▶ _YOUR INSTRUCTIONS_:
Copy each record exactly as it reads, leaving out any pictures it holds.

▶ _DATA ROWS_:

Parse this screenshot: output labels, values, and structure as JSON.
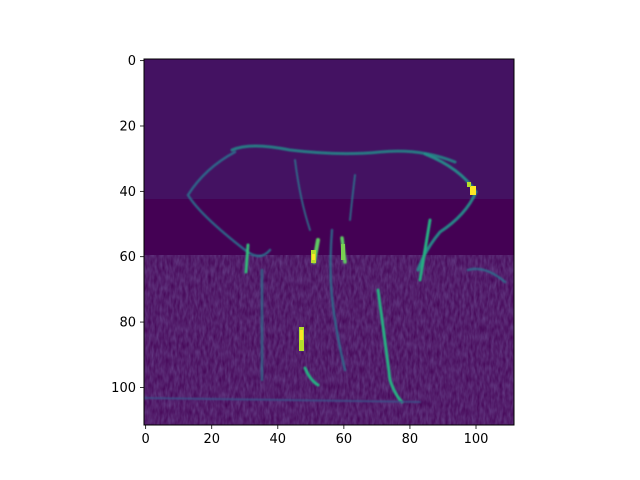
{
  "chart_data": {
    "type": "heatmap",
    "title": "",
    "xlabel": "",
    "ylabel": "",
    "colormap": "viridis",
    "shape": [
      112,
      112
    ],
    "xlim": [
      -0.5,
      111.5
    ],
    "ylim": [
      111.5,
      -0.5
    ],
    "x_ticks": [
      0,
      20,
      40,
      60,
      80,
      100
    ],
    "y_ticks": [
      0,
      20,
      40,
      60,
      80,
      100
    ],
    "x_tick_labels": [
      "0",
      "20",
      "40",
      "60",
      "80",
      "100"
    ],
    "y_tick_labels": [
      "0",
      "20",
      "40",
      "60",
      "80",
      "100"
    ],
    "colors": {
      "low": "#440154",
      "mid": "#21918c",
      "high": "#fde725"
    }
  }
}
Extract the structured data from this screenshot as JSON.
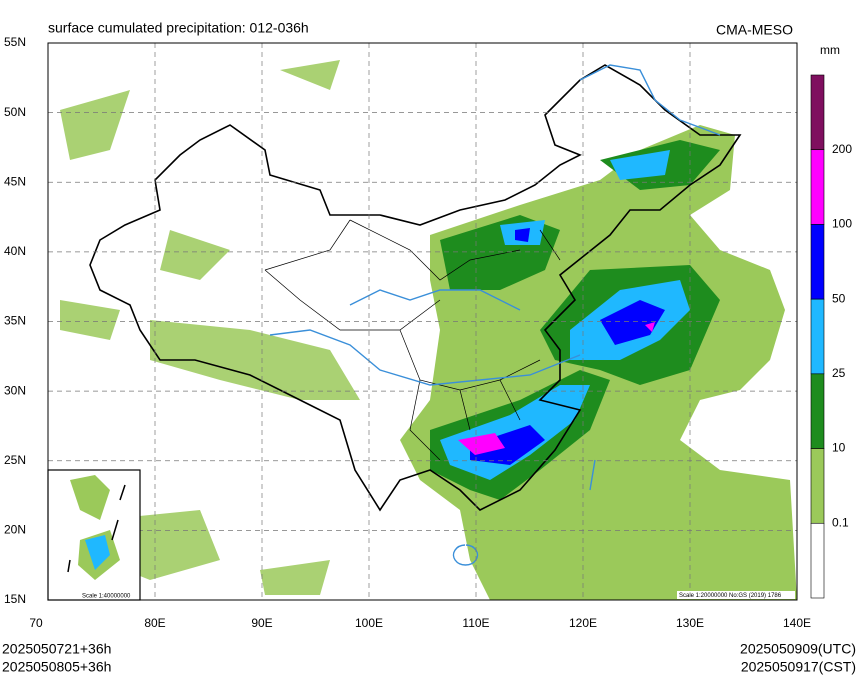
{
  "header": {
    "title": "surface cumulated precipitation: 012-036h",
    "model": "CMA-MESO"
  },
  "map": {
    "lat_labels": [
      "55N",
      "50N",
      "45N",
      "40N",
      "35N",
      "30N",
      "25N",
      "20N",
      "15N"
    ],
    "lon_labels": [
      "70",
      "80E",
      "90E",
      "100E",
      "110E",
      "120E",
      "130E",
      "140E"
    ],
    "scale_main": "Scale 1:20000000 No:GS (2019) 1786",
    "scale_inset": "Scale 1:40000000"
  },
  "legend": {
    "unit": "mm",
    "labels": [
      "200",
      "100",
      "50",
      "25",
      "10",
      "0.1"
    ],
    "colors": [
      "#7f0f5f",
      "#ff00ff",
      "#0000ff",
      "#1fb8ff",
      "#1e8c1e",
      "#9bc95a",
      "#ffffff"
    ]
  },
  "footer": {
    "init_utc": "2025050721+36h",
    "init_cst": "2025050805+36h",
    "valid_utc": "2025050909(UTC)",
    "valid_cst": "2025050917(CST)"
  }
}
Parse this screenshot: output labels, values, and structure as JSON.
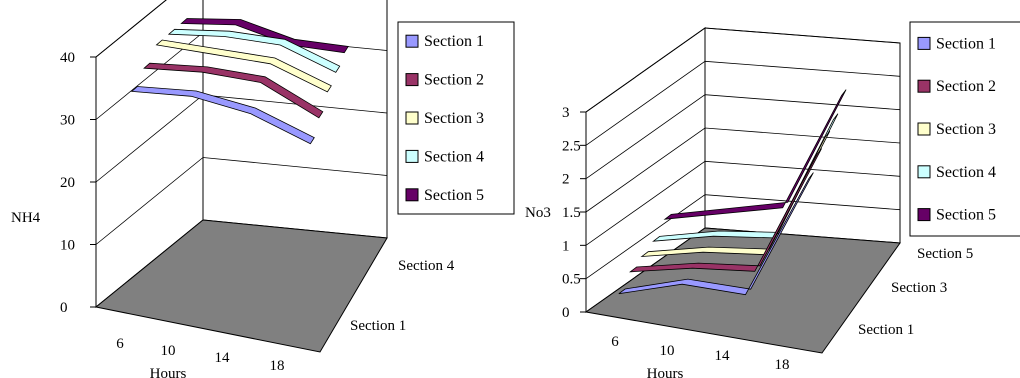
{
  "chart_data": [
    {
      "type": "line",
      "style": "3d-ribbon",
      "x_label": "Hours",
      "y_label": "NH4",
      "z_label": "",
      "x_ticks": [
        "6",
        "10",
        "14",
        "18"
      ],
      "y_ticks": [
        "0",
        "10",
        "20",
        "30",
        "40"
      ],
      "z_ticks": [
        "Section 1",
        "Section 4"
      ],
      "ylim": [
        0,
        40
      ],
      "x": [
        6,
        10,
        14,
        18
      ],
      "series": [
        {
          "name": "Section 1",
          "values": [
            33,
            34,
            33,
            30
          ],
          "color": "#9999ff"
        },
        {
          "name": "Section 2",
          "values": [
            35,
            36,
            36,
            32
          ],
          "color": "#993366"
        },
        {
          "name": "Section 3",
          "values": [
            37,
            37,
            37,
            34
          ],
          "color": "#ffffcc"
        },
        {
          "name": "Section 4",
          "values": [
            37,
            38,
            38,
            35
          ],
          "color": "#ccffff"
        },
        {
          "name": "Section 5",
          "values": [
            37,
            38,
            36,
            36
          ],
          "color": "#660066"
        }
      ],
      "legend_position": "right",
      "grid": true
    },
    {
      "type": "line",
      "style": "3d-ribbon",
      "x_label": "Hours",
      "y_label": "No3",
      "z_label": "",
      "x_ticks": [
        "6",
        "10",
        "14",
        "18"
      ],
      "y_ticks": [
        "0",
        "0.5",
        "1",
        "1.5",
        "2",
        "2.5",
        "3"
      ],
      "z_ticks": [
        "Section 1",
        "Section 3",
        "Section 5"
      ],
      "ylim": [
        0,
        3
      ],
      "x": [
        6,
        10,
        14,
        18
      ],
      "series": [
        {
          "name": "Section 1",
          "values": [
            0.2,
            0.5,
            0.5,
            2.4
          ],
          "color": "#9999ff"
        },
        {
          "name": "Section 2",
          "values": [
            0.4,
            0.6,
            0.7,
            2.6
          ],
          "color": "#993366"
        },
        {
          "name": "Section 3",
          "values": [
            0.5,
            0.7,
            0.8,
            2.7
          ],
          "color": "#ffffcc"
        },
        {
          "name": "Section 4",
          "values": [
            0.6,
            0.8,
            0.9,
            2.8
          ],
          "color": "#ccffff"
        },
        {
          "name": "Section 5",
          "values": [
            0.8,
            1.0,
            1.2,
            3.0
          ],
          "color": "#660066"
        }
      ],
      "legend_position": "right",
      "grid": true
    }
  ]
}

▶ _REPLY_:
Parse this screenshot: output labels, values, and structure as JSON.
{
  "chart_data": {
    "type": "heatmap",
    "title": "",
    "xlabel": "",
    "ylabel": "",
    "colormap": "viridis",
    "shape": [
      112,
      112
    ],
    "xlim": [
      -0.5,
      111.5
    ],
    "ylim": [
      111.5,
      -0.5
    ],
    "x_ticks": [
      0,
      20,
      40,
      60,
      80,
      100
    ],
    "y_ticks": [
      0,
      20,
      40,
      60,
      80,
      100
    ],
    "x_tick_labels": [
      "0",
      "20",
      "40",
      "60",
      "80",
      "100"
    ],
    "y_tick_labels": [
      "0",
      "20",
      "40",
      "60",
      "80",
      "100"
    ],
    "colors": {
      "low": "#440154",
      "mid": "#21918c",
      "high": "#fde725"
    }
  }
}
Extract the structured data from this screenshot as JSON.
{
  "header": {
    "title": "surface cumulated precipitation: 012-036h",
    "model": "CMA-MESO"
  },
  "map": {
    "lat_labels": [
      "55N",
      "50N",
      "45N",
      "40N",
      "35N",
      "30N",
      "25N",
      "20N",
      "15N"
    ],
    "lon_labels": [
      "70",
      "80E",
      "90E",
      "100E",
      "110E",
      "120E",
      "130E",
      "140E"
    ],
    "scale_main": "Scale 1:20000000 No:GS (2019) 1786",
    "scale_inset": "Scale 1:40000000"
  },
  "legend": {
    "unit": "mm",
    "labels": [
      "200",
      "100",
      "50",
      "25",
      "10",
      "0.1"
    ],
    "colors": [
      "#7f0f5f",
      "#ff00ff",
      "#0000ff",
      "#1fb8ff",
      "#1e8c1e",
      "#9bc95a",
      "#ffffff"
    ]
  },
  "footer": {
    "init_utc": "2025050721+36h",
    "init_cst": "2025050805+36h",
    "valid_utc": "2025050909(UTC)",
    "valid_cst": "2025050917(CST)"
  }
}
Parse this screenshot: output labels, values, and structure as JSON.
{
  "chart_data": [
    {
      "type": "line",
      "style": "3d-ribbon",
      "x_label": "Hours",
      "y_label": "NH4",
      "z_label": "",
      "x_ticks": [
        "6",
        "10",
        "14",
        "18"
      ],
      "y_ticks": [
        "0",
        "10",
        "20",
        "30",
        "40"
      ],
      "z_ticks": [
        "Section 1",
        "Section 4"
      ],
      "ylim": [
        0,
        40
      ],
      "x": [
        6,
        10,
        14,
        18
      ],
      "series": [
        {
          "name": "Section 1",
          "values": [
            33,
            34,
            33,
            30
          ],
          "color": "#9999ff"
        },
        {
          "name": "Section 2",
          "values": [
            35,
            36,
            36,
            32
          ],
          "color": "#993366"
        },
        {
          "name": "Section 3",
          "values": [
            37,
            37,
            37,
            34
          ],
          "color": "#ffffcc"
        },
        {
          "name": "Section 4",
          "values": [
            37,
            38,
            38,
            35
          ],
          "color": "#ccffff"
        },
        {
          "name": "Section 5",
          "values": [
            37,
            38,
            36,
            36
          ],
          "color": "#660066"
        }
      ],
      "legend_position": "right",
      "grid": true
    },
    {
      "type": "line",
      "style": "3d-ribbon",
      "x_label": "Hours",
      "y_label": "No3",
      "z_label": "",
      "x_ticks": [
        "6",
        "10",
        "14",
        "18"
      ],
      "y_ticks": [
        "0",
        "0.5",
        "1",
        "1.5",
        "2",
        "2.5",
        "3"
      ],
      "z_ticks": [
        "Section 1",
        "Section 3",
        "Section 5"
      ],
      "ylim": [
        0,
        3
      ],
      "x": [
        6,
        10,
        14,
        18
      ],
      "series": [
        {
          "name": "Section 1",
          "values": [
            0.2,
            0.5,
            0.5,
            2.4
          ],
          "color": "#9999ff"
        },
        {
          "name": "Section 2",
          "values": [
            0.4,
            0.6,
            0.7,
            2.6
          ],
          "color": "#993366"
        },
        {
          "name": "Section 3",
          "values": [
            0.5,
            0.7,
            0.8,
            2.7
          ],
          "color": "#ffffcc"
        },
        {
          "name": "Section 4",
          "values": [
            0.6,
            0.8,
            0.9,
            2.8
          ],
          "color": "#ccffff"
        },
        {
          "name": "Section 5",
          "values": [
            0.8,
            1.0,
            1.2,
            3.0
          ],
          "color": "#660066"
        }
      ],
      "legend_position": "right",
      "grid": true
    }
  ]
}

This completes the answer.